---------- THE DATA ----------
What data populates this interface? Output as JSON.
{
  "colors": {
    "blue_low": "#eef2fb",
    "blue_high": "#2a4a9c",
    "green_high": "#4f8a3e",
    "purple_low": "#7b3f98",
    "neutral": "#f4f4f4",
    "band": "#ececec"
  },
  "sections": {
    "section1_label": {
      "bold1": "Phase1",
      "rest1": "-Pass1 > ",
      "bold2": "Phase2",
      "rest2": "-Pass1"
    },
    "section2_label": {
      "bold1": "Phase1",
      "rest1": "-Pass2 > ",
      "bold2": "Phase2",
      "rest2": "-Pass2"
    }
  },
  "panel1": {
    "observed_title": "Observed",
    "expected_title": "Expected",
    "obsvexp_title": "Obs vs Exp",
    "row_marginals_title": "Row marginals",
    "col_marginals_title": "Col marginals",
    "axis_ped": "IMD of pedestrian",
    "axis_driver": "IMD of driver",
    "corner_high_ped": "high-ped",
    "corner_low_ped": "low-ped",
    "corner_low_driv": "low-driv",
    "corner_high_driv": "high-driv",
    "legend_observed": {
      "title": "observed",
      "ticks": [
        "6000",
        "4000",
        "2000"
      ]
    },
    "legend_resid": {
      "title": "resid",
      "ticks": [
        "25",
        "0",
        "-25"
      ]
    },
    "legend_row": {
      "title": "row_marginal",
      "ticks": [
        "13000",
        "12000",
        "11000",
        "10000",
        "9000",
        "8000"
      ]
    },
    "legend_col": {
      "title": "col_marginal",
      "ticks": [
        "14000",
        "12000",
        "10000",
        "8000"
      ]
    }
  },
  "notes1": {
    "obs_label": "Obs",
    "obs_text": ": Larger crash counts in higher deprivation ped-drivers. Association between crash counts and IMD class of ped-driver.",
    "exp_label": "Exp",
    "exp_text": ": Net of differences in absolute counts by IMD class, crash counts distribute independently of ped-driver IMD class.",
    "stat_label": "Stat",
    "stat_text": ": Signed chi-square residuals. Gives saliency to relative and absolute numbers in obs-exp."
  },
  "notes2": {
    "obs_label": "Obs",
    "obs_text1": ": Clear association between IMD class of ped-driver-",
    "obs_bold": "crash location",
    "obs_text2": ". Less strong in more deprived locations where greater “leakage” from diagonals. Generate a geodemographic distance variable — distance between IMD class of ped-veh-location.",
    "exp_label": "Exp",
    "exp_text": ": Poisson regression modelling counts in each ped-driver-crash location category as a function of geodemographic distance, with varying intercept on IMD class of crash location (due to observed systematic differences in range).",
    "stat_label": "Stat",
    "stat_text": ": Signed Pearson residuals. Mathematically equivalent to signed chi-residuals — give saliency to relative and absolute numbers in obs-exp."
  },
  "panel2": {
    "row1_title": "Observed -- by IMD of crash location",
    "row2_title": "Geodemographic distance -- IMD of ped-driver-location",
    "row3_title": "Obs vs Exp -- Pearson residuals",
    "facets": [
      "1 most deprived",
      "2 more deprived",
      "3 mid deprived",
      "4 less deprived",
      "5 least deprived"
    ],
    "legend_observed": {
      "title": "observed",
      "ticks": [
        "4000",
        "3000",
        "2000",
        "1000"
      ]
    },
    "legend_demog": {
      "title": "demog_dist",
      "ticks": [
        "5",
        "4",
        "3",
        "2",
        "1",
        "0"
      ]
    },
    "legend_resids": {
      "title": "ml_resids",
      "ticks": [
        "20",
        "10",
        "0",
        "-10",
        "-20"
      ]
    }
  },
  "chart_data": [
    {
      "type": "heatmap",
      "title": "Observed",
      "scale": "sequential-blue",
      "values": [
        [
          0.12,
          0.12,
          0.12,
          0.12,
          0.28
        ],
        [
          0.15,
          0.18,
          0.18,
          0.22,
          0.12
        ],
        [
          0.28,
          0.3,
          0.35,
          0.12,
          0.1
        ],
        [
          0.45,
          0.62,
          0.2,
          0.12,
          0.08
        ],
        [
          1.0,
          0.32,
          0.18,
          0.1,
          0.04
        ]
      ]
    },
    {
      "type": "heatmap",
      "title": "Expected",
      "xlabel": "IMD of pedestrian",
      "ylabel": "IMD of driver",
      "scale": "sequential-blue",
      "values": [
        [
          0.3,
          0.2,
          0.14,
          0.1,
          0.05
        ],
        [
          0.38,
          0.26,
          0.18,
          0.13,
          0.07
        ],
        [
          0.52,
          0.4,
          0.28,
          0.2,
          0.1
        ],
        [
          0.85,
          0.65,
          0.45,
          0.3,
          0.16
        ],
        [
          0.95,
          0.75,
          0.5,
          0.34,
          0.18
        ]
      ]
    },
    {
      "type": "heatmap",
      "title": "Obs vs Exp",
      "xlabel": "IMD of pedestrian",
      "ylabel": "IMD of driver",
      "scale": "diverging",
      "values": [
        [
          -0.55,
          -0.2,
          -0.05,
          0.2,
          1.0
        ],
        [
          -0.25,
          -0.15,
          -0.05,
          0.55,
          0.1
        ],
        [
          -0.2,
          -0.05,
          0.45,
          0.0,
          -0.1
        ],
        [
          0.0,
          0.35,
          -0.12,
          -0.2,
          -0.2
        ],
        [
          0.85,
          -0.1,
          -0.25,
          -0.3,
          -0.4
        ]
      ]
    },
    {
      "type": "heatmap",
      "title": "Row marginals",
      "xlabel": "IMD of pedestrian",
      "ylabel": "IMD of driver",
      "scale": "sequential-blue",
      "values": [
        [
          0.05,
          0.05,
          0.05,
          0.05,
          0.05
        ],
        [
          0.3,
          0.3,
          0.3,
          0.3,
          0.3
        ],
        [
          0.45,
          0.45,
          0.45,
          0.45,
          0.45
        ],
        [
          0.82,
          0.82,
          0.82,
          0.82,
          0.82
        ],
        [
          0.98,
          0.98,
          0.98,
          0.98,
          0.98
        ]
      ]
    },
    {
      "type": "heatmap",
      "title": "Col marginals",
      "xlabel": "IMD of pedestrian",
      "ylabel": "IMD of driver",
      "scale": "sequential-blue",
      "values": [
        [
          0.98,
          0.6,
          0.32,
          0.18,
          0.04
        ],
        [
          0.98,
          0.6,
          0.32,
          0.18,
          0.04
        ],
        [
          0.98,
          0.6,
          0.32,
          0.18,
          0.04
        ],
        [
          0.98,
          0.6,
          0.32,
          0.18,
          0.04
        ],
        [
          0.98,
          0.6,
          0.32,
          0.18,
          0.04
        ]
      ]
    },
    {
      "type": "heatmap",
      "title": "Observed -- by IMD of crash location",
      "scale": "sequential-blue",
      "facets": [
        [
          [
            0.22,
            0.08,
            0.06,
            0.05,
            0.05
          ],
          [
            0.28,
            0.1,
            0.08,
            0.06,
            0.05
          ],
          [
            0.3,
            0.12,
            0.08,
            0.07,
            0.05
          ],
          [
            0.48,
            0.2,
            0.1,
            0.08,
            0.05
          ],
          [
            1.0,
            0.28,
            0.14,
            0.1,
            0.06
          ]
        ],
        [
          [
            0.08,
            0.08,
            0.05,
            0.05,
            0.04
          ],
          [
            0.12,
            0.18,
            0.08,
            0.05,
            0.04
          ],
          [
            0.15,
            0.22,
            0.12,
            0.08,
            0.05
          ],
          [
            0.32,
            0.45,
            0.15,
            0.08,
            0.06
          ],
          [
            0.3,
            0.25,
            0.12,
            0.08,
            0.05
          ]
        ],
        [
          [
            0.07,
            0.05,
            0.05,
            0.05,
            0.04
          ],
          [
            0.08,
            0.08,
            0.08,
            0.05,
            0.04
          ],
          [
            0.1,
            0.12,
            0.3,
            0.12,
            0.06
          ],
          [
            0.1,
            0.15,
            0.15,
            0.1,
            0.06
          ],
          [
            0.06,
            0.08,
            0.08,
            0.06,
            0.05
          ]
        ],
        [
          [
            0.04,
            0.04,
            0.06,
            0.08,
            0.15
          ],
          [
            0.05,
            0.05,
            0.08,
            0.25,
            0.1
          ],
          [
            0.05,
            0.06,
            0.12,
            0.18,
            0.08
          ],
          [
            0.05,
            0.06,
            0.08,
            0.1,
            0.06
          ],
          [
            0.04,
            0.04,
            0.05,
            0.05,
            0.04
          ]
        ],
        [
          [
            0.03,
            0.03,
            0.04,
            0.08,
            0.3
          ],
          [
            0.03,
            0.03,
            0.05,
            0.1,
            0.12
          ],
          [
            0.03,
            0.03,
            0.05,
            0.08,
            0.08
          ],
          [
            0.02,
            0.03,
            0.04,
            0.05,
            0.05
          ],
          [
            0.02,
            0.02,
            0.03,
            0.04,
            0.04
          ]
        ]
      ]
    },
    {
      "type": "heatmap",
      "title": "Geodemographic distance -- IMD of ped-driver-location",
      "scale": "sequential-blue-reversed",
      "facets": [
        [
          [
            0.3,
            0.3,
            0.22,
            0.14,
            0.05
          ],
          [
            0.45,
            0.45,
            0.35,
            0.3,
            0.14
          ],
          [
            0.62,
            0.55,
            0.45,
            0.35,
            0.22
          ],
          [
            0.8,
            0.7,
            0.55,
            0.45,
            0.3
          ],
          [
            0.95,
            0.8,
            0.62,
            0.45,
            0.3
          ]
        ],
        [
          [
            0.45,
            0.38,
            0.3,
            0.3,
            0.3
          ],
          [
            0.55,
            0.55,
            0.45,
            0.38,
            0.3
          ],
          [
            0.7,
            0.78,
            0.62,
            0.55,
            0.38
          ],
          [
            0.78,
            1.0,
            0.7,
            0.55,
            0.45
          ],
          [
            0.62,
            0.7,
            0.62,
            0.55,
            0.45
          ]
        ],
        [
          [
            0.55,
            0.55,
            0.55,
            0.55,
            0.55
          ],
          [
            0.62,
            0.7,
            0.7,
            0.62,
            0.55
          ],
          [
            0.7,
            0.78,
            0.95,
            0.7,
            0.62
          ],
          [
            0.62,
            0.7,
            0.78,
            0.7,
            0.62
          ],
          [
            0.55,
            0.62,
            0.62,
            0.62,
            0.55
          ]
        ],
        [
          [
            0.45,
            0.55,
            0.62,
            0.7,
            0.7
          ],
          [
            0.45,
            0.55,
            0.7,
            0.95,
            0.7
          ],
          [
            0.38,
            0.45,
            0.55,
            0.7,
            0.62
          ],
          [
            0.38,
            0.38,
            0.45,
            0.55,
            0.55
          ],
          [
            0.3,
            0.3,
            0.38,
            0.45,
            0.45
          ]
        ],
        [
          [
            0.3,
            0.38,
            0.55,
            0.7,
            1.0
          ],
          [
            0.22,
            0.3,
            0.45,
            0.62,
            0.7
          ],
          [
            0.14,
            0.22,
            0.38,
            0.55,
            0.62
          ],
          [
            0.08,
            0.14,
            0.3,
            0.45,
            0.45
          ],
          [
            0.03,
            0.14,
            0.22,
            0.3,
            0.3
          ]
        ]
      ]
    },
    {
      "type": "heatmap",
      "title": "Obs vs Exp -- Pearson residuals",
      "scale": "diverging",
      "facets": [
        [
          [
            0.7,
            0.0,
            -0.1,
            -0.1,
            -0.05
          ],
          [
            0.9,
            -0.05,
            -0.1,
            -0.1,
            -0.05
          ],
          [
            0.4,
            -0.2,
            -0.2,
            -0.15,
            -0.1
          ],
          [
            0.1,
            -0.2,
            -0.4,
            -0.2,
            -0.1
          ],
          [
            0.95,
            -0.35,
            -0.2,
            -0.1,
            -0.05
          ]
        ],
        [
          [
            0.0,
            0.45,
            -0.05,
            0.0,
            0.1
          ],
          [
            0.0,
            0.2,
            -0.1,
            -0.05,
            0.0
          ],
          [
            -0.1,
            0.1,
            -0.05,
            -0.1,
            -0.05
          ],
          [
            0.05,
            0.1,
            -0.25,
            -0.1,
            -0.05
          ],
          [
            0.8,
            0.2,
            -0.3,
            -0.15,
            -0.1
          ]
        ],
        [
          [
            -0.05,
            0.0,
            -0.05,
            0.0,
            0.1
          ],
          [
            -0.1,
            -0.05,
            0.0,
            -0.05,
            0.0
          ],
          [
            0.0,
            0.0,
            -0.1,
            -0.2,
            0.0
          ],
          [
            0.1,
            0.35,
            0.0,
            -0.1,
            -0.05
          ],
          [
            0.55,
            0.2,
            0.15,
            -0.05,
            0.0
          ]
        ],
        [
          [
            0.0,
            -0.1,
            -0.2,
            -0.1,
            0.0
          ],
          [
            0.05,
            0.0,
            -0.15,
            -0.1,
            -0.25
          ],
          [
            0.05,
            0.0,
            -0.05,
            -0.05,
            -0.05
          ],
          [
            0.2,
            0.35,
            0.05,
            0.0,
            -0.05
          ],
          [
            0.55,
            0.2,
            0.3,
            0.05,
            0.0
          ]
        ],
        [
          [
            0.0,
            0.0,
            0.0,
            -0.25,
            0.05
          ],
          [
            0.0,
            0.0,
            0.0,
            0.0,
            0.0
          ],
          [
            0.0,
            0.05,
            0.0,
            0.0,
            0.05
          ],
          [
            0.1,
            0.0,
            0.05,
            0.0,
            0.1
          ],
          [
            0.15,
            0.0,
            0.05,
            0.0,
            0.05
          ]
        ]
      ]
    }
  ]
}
----------
EXERCISE INSTRUCTIONS ->
Pick out the lines above that hold the string "Expected" and show them.

OUTPUT FOR THIS EXERCISE ->
    "expected_title": "Expected",
      "title": "Expected",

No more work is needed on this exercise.